**Your task:**
Return every line of the data below that includes the string "myamextravel".

[Data records]
↓↓↓
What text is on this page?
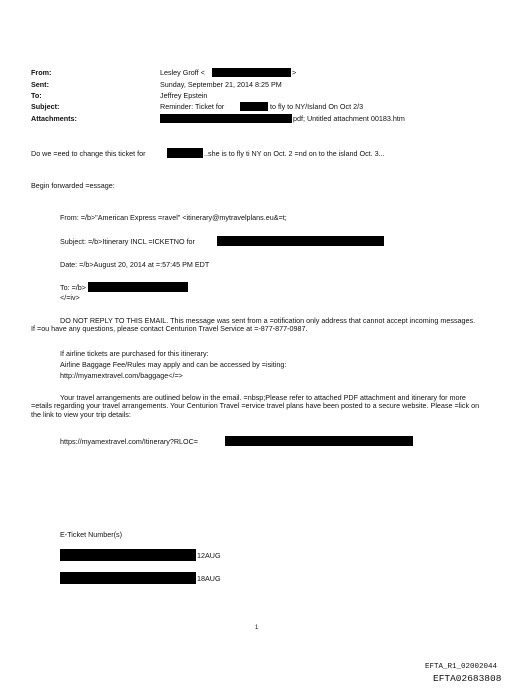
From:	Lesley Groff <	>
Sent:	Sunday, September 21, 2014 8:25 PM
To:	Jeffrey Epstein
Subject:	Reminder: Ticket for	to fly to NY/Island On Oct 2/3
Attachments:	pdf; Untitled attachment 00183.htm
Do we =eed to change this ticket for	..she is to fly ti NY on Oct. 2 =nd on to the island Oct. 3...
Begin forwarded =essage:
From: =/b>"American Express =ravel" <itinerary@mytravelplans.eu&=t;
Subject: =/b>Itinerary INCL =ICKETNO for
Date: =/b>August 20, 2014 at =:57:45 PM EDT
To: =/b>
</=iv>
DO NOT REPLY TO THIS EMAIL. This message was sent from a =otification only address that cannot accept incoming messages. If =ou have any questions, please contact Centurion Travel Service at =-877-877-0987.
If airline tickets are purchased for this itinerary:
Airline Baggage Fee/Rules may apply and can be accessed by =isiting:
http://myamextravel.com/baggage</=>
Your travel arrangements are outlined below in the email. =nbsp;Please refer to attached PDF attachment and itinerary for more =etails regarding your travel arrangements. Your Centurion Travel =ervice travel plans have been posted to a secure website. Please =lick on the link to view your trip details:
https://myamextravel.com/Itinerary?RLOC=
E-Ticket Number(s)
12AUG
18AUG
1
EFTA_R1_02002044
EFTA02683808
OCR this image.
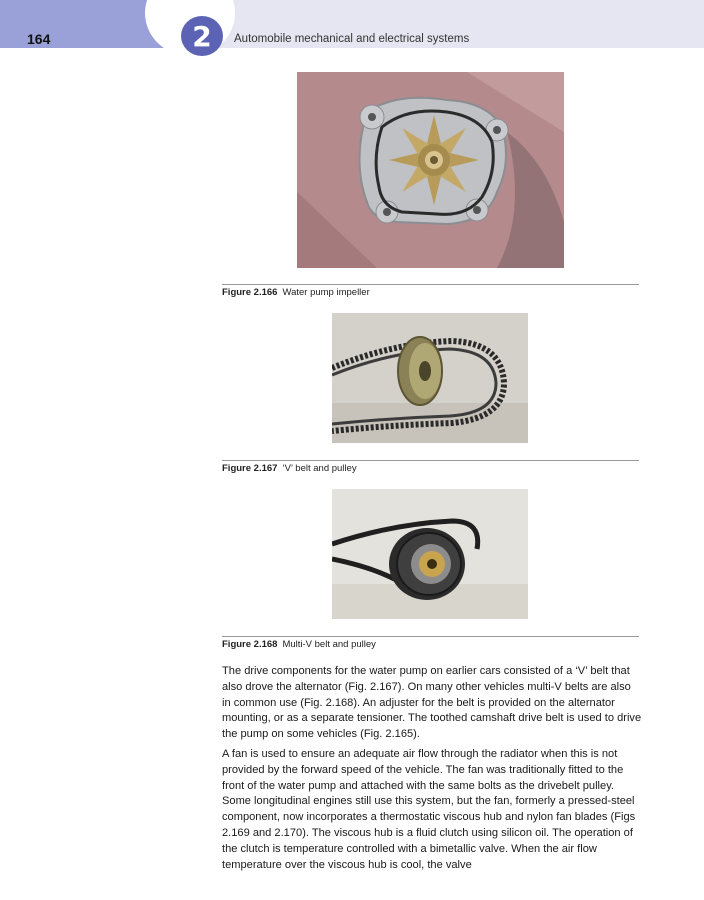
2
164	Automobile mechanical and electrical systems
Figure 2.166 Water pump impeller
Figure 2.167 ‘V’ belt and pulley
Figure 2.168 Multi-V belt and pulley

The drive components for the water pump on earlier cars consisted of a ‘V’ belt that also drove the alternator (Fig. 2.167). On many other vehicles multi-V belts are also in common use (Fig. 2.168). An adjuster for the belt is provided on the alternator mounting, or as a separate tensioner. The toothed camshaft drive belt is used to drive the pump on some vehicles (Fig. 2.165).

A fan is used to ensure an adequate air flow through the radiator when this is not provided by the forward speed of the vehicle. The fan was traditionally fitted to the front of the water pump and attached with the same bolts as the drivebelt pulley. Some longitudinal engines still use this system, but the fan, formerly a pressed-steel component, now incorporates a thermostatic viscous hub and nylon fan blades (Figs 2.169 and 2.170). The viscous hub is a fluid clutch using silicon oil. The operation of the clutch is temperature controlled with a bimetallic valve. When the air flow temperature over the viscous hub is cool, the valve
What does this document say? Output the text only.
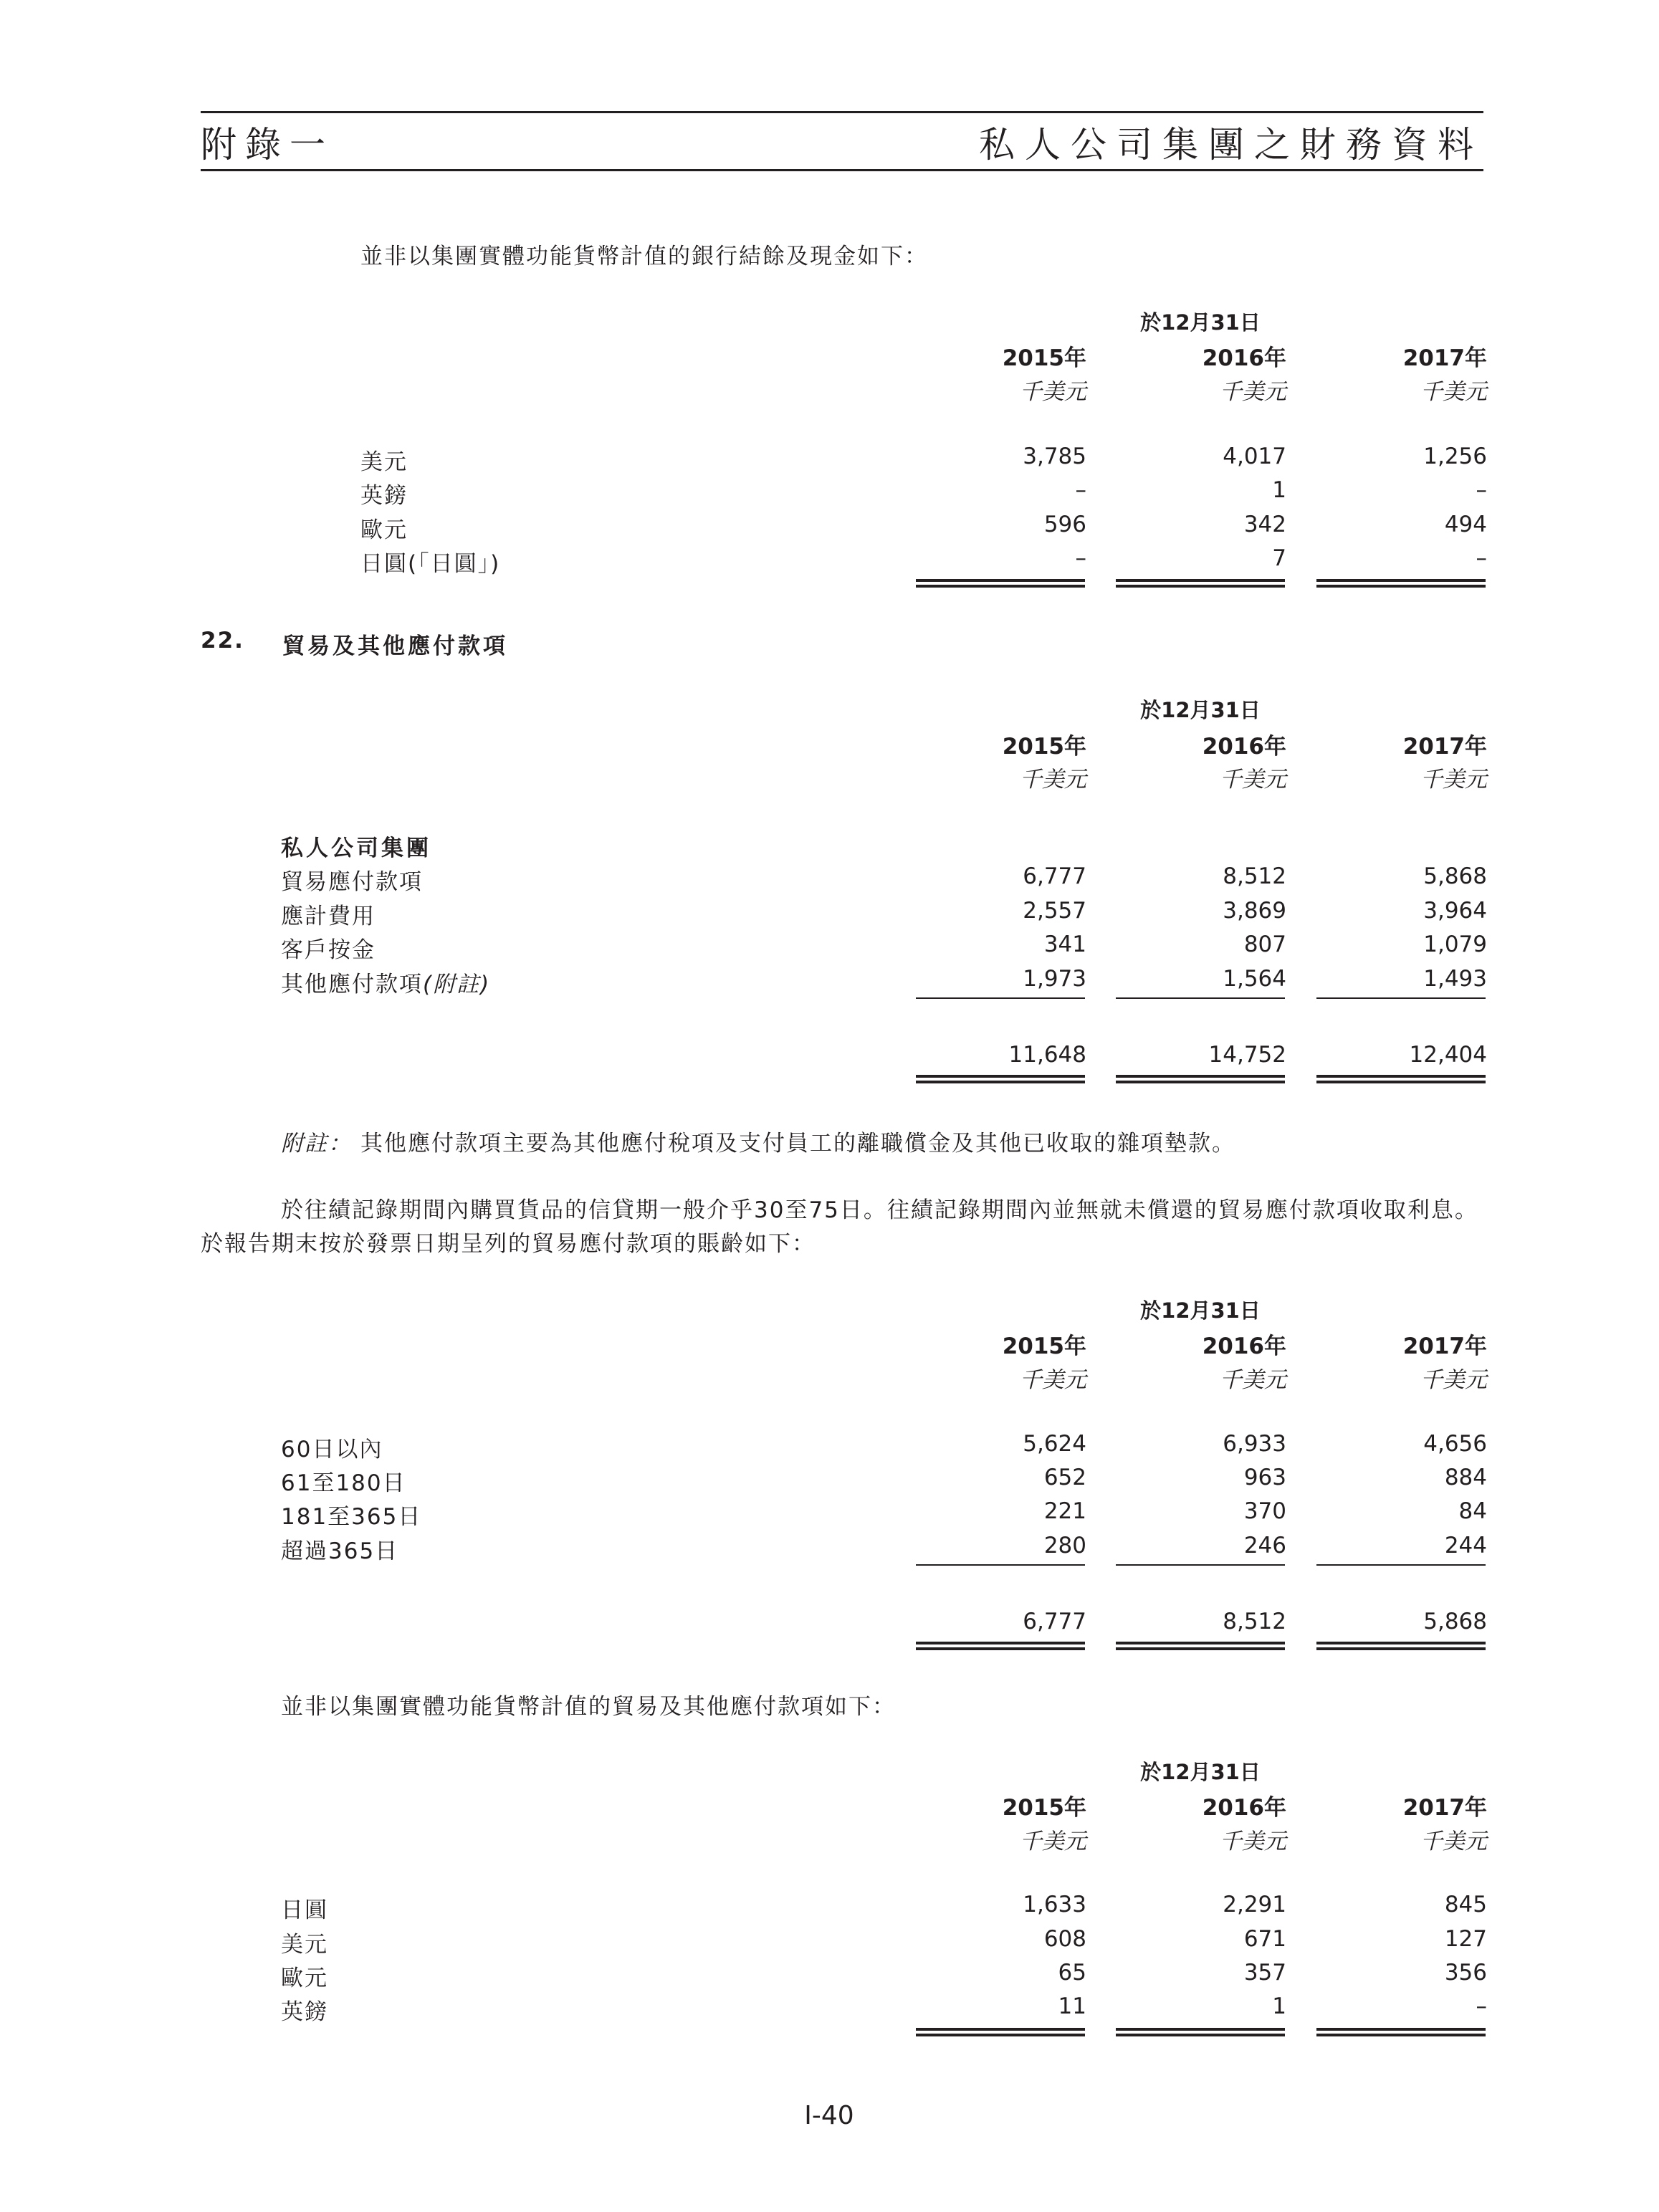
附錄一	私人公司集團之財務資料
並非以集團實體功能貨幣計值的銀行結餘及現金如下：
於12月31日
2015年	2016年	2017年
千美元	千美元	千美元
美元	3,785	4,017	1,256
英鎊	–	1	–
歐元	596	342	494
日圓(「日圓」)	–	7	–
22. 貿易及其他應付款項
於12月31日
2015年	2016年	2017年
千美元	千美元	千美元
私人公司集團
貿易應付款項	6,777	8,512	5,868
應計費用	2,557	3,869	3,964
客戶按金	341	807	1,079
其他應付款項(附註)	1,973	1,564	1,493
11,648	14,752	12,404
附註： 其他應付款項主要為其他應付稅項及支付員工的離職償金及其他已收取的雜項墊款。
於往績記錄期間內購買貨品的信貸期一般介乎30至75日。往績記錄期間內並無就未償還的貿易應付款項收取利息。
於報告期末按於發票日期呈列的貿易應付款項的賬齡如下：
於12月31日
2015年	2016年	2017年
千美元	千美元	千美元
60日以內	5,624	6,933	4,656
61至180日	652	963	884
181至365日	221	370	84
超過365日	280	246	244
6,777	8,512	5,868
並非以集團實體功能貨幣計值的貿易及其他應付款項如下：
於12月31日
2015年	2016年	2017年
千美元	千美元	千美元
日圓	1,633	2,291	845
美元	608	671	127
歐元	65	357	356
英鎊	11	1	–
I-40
↑↑↑
**Task solution:**
http://myamextravel.com/baggage</=>
https://myamextravel.com/Itinerary?RLOC=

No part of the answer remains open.